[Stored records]
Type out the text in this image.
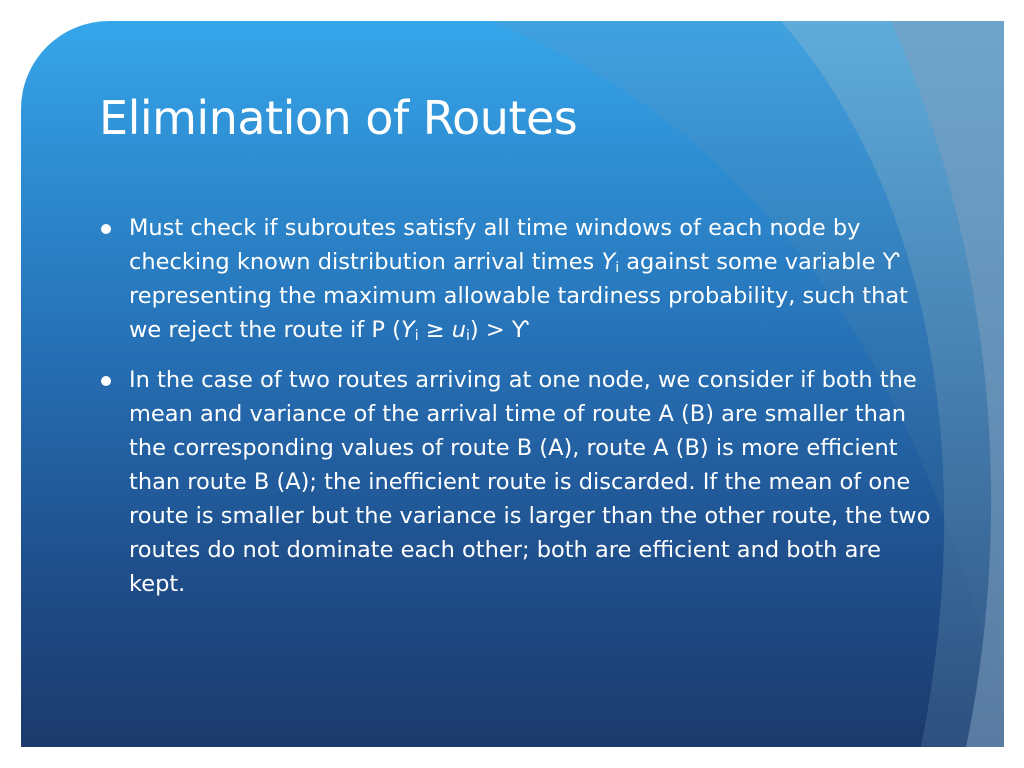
Elimination of Routes
Must check if subroutes satisfy all time windows of each node by checking known distribution arrival times $Y_i$ against some variable Ƴ representing the maximum allowable tardiness probability, such that we reject the route if P $(Y_i \ge u_i)$ > Ƴ
In the case of two routes arriving at one node, we consider if both the mean and variance of the arrival time of route A (B) are smaller than the corresponding values of route B (A), route A (B) is more efficient than route B (A); the inefficient route is discarded. If the mean of one route is smaller but the variance is larger than the other route, the two routes do not dominate each other; both are efficient and both are kept.
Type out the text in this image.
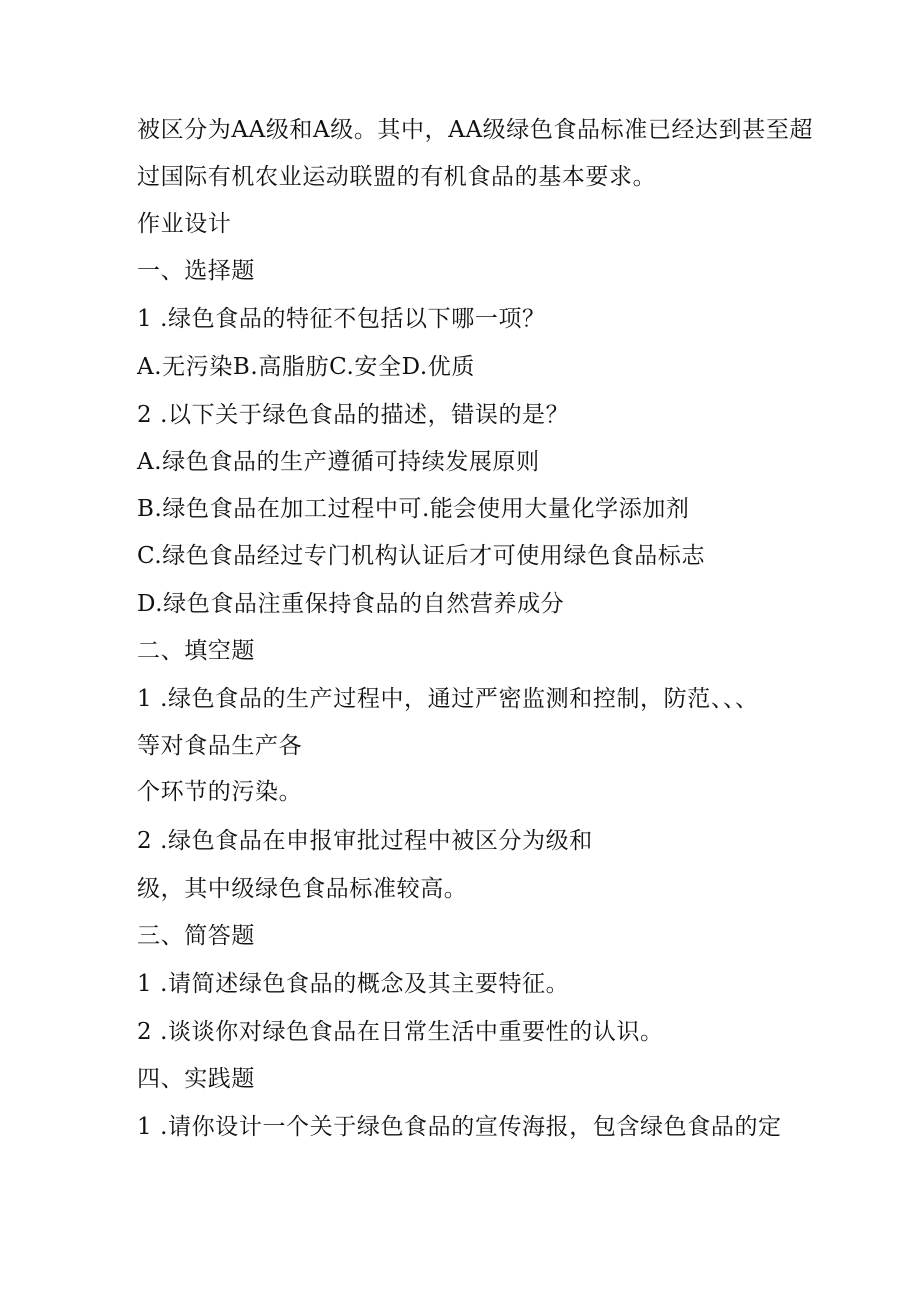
被区分为AA级和A级。其中，AA级绿色食品标准已经达到甚至超
过国际有机农业运动联盟的有机食品的基本要求。
作业设计
一、选择题
1 .绿色食品的特征不包括以下哪一项？
A.无污染B.高脂肪C.安全D.优质
2 .以下关于绿色食品的描述，错误的是？
A.绿色食品的生产遵循可持续发展原则
B.绿色食品在加工过程中可.能会使用大量化学添加剂
C.绿色食品经过专门机构认证后才可使用绿色食品标志
D.绿色食品注重保持食品的自然营养成分
二、填空题
1 .绿色食品的生产过程中，通过严密监测和控制，防范、、、
等对食品生产各
个环节的污染。
2 .绿色食品在申报审批过程中被区分为级和
级，其中级绿色食品标准较高。
三、简答题
1 .请简述绿色食品的概念及其主要特征。
2 .谈谈你对绿色食品在日常生活中重要性的认识。
四、实践题
1 .请你设计一个关于绿色食品的宣传海报，包含绿色食品的定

→ BRIEF
From the material above, copy everything exactly but the pictures.

→ CORRECT RESPONSE
Type out the text in this image.
Elimination of Routes
Must check if subroutes satisfy all time windows of each node by checking known distribution arrival times $Y_i$ against some variable Ƴ representing the maximum allowable tardiness probability, such that we reject the route if P $(Y_i \ge u_i)$ > Ƴ
In the case of two routes arriving at one node, we consider if both the mean and variance of the arrival time of route A (B) are smaller than the corresponding values of route B (A), route A (B) is more efficient than route B (A); the inefficient route is discarded. If the mean of one route is smaller but the variance is larger than the other route, the two routes do not dominate each other; both are efficient and both are kept.
Type out the text in this image.
被区分为AA级和A级。其中，AA级绿色食品标准已经达到甚至超
过国际有机农业运动联盟的有机食品的基本要求。
作业设计
一、选择题
1 .绿色食品的特征不包括以下哪一项？
A.无污染B.高脂肪C.安全D.优质
2 .以下关于绿色食品的描述，错误的是？
A.绿色食品的生产遵循可持续发展原则
B.绿色食品在加工过程中可.能会使用大量化学添加剂
C.绿色食品经过专门机构认证后才可使用绿色食品标志
D.绿色食品注重保持食品的自然营养成分
二、填空题
1 .绿色食品的生产过程中，通过严密监测和控制，防范、、、
等对食品生产各
个环节的污染。
2 .绿色食品在申报审批过程中被区分为级和
级，其中级绿色食品标准较高。
三、简答题
1 .请简述绿色食品的概念及其主要特征。
2 .谈谈你对绿色食品在日常生活中重要性的认识。
四、实践题
1 .请你设计一个关于绿色食品的宣传海报，包含绿色食品的定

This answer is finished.